Dataset entries:

start

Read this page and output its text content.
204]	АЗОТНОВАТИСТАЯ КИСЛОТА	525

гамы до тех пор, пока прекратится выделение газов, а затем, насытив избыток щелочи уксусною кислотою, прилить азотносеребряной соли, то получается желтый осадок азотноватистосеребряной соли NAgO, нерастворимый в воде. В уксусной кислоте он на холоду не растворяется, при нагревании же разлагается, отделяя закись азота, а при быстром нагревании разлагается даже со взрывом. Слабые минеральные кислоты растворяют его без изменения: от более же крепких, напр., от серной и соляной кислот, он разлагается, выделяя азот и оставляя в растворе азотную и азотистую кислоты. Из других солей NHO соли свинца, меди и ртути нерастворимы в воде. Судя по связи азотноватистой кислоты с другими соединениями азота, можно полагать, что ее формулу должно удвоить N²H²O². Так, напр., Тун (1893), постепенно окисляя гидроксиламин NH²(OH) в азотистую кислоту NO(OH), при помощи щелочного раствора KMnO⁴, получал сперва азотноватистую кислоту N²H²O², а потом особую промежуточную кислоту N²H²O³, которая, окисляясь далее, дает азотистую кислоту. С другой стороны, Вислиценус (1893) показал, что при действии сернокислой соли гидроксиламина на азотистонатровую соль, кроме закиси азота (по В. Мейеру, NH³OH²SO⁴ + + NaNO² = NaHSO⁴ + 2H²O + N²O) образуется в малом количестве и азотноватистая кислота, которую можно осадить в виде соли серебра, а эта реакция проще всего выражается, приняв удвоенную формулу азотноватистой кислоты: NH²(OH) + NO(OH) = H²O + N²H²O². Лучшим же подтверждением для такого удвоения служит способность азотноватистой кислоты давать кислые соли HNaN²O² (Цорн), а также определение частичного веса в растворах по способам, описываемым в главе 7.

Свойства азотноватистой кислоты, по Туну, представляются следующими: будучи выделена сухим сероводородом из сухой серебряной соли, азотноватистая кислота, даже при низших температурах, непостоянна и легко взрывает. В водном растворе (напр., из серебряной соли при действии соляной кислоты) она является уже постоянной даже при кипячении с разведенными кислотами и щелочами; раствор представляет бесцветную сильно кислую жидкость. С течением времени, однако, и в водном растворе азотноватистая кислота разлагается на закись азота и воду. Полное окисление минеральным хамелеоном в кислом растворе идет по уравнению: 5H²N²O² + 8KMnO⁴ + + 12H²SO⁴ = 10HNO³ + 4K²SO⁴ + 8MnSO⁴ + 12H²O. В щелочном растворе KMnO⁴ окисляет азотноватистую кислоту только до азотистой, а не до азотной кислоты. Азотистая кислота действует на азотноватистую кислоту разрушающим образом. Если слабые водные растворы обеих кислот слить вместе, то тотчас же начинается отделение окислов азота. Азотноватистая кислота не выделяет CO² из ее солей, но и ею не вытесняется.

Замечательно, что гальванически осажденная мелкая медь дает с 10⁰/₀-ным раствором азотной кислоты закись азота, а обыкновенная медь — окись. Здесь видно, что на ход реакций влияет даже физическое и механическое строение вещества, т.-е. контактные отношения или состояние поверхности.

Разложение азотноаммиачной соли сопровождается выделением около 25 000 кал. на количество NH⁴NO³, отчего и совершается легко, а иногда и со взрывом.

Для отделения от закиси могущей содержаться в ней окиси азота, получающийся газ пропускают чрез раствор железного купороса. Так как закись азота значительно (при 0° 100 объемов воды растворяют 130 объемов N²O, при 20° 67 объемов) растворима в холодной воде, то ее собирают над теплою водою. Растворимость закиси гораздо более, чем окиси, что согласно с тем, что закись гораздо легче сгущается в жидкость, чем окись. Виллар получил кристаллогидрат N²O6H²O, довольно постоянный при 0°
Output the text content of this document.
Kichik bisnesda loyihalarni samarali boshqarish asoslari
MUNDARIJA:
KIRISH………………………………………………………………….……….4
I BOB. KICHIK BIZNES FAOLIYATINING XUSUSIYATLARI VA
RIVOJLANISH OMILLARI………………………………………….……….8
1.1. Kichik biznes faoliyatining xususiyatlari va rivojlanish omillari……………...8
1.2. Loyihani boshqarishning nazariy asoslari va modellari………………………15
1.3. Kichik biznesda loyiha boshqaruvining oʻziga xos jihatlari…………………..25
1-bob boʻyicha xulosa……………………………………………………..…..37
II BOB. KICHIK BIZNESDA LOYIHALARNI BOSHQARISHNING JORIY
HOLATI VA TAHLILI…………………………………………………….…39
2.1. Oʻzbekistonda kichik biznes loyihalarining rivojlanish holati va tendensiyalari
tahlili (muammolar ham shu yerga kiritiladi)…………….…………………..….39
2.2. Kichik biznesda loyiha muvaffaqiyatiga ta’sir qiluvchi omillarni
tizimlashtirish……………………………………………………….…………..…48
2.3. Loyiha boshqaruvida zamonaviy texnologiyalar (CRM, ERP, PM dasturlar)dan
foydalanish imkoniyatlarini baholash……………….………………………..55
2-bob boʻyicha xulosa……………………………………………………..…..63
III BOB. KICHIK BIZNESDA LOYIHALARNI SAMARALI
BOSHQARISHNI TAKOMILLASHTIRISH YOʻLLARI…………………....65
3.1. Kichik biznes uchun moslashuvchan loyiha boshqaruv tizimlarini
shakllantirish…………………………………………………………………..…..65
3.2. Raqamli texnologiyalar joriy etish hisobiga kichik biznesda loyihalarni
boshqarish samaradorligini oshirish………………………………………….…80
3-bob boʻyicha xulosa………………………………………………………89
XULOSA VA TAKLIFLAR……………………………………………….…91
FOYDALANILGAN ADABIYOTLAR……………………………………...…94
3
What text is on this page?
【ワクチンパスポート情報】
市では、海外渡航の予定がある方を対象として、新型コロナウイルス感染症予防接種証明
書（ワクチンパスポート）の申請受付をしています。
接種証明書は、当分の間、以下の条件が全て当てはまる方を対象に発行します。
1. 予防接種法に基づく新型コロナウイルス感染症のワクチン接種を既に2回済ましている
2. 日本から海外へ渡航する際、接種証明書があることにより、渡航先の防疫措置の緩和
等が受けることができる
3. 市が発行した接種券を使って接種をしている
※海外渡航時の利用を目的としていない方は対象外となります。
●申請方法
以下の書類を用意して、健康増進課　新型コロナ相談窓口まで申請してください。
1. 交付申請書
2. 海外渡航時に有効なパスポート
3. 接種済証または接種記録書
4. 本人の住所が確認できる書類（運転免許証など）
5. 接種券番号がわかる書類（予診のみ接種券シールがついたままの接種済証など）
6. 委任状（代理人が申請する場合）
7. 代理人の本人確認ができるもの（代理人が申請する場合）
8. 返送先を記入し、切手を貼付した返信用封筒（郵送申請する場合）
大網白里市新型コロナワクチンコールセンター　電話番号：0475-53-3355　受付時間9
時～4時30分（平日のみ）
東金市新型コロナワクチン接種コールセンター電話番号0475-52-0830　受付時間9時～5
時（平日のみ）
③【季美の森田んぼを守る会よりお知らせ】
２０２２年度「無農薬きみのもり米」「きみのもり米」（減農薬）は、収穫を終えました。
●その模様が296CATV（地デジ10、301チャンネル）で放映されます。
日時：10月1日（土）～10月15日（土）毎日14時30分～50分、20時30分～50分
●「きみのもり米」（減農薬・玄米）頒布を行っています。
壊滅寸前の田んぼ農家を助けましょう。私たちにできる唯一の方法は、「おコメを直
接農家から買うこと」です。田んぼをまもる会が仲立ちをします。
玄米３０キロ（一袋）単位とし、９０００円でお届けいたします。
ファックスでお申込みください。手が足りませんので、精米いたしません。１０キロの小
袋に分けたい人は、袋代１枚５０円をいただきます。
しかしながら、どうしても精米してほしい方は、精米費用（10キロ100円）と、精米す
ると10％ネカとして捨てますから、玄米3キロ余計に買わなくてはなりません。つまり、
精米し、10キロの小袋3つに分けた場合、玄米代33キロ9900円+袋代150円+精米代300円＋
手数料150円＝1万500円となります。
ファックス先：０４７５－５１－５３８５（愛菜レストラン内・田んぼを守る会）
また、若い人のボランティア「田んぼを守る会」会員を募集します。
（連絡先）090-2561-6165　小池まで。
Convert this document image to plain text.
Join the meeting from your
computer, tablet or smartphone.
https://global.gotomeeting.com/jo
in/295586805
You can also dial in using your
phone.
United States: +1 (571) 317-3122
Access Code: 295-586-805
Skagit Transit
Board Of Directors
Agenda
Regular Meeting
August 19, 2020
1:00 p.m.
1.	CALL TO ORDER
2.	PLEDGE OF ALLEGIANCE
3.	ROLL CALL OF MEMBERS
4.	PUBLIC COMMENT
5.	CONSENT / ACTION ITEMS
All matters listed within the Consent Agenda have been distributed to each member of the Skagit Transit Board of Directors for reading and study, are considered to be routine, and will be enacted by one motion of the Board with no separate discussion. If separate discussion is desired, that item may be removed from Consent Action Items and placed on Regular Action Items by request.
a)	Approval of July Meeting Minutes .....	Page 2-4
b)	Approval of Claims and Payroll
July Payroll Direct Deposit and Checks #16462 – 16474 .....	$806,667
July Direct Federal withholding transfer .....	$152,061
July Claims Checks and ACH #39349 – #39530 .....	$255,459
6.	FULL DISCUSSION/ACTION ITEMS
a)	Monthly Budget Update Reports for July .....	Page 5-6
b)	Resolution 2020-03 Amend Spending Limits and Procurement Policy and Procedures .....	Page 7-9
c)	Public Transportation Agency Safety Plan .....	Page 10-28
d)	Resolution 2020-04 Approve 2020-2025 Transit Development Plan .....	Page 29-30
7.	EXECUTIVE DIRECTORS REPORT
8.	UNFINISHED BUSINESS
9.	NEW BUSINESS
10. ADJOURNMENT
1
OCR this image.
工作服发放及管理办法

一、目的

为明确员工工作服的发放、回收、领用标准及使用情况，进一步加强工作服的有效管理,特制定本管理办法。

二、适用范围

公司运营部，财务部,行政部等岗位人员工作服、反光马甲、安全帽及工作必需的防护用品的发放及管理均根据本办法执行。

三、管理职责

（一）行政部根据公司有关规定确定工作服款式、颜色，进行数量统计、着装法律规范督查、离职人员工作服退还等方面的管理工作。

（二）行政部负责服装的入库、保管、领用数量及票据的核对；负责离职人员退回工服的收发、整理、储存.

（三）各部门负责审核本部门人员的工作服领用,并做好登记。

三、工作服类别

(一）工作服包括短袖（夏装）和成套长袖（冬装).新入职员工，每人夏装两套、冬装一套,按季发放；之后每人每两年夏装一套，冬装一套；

end

Instruction: Your task is to transcribe the line containing "OCR this image." and every line after it, through the last line of the data, exactly as written and with nothing more.

Written reply:
OCR this image.
工作服发放及管理办法

一、目的

为明确员工工作服的发放、回收、领用标准及使用情况，进一步加强工作服的有效管理,特制定本管理办法。

二、适用范围

公司运营部，财务部,行政部等岗位人员工作服、反光马甲、安全帽及工作必需的防护用品的发放及管理均根据本办法执行。

三、管理职责

（一）行政部根据公司有关规定确定工作服款式、颜色，进行数量统计、着装法律规范督查、离职人员工作服退还等方面的管理工作。

（二）行政部负责服装的入库、保管、领用数量及票据的核对；负责离职人员退回工服的收发、整理、储存.

（三）各部门负责审核本部门人员的工作服领用,并做好登记。

三、工作服类别

(一）工作服包括短袖（夏装）和成套长袖（冬装).新入职员工，每人夏装两套、冬装一套,按季发放；之后每人每两年夏装一套，冬装一套；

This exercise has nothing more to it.